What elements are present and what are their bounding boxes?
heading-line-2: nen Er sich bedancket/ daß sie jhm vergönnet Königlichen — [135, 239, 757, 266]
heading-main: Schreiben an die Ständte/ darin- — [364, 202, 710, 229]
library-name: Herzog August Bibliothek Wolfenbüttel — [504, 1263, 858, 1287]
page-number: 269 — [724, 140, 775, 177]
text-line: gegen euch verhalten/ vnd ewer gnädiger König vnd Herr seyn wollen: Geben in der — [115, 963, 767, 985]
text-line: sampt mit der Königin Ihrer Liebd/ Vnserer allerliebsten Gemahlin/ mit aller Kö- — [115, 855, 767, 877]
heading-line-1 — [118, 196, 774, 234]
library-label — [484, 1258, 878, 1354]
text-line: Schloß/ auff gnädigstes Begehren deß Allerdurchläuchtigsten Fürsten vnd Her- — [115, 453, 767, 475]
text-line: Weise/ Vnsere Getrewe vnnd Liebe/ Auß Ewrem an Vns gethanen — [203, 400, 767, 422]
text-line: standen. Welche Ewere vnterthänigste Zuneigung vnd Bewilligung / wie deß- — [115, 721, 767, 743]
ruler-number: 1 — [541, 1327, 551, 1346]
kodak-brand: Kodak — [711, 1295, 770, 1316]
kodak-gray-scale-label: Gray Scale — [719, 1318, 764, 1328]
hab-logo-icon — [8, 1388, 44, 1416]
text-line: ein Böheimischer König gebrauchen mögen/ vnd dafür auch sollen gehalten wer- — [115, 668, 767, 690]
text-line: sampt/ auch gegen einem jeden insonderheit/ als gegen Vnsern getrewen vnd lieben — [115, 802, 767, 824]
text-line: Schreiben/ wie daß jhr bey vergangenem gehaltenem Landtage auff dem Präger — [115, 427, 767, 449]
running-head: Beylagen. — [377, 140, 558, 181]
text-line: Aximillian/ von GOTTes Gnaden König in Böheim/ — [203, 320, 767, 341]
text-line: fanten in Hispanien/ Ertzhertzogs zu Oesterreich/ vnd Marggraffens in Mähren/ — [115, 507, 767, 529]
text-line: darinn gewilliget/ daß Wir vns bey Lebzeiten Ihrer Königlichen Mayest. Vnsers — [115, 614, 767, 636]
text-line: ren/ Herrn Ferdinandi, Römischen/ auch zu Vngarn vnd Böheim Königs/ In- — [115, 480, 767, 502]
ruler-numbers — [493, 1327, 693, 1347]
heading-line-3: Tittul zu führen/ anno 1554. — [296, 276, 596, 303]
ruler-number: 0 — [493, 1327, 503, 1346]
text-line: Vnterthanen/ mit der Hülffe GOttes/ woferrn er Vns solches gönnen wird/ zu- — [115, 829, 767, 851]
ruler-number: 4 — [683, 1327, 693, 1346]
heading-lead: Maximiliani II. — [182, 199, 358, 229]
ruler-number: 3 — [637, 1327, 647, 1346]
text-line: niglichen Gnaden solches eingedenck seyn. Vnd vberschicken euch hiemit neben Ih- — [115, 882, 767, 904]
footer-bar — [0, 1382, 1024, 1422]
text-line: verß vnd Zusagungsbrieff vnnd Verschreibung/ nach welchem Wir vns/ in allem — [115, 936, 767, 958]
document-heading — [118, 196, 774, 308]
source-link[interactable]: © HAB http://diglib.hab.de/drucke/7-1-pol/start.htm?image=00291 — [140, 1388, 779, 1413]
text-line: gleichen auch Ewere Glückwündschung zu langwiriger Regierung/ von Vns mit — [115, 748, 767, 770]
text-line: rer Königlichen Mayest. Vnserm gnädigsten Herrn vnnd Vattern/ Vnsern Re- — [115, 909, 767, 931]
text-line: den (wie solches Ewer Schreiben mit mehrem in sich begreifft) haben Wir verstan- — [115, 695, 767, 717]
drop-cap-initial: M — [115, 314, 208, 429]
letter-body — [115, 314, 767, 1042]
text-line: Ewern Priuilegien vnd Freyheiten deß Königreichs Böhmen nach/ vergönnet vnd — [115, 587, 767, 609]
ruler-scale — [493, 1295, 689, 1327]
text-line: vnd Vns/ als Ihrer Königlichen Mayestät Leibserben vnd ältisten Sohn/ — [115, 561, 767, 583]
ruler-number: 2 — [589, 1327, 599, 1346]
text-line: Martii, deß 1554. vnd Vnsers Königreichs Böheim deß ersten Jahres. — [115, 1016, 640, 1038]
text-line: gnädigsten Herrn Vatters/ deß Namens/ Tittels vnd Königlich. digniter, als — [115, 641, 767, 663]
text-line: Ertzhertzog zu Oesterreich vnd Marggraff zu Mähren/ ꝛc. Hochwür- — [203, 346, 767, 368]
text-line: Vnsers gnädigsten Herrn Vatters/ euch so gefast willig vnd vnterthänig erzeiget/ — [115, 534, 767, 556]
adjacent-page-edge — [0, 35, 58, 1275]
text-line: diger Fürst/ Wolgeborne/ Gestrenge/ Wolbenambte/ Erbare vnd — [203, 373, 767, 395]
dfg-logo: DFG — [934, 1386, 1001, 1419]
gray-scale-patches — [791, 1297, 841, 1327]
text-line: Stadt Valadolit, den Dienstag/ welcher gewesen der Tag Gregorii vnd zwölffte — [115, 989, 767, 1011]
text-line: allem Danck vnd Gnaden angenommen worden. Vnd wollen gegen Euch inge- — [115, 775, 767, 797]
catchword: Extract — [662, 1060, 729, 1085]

•••••

WORK INSTRUCTIONS
Take the entries above and copy out all lines with the string "gnädigsten".

WRITTEN ANSWER
text-line: rer Königlichen Mayest. Vnserm gnädigsten Herrn vnnd Vattern/ Vnsern Re- — [115, 909, 767, 931]
text-line: gnädigsten Herrn Vatters/ deß Namens/ Tittels vnd Königlich. digniter, als — [115, 641, 767, 663]
text-line: Vnsers gnädigsten Herrn Vatters/ euch so gefast willig vnd vnterthänig erzeiget/ — [115, 534, 767, 556]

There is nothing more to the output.